*TO BE DONE*. Identify the lines containing the word "icon". Copy each one.

+++ GIVEN DATA +++

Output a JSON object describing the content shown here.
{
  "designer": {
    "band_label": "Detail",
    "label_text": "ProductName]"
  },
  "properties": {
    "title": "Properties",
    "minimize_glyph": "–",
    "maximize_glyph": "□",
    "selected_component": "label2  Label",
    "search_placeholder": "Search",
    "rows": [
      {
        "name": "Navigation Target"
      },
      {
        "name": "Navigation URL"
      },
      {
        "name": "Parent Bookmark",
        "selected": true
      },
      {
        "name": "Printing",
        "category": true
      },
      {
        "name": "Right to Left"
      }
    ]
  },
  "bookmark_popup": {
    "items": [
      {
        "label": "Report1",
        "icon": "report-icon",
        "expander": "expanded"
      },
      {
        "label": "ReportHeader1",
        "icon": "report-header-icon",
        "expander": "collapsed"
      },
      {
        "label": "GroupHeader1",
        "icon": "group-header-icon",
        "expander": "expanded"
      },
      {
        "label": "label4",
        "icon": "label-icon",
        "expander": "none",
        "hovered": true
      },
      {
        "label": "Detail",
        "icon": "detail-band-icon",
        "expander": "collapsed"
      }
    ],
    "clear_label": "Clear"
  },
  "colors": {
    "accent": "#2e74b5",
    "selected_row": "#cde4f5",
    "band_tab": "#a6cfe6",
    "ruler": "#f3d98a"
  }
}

+++

*COMPLETED TASK*.
        "icon": "report-icon",
        "icon": "report-header-icon",
        "icon": "group-header-icon",
        "icon": "label-icon",
        "icon": "detail-band-icon",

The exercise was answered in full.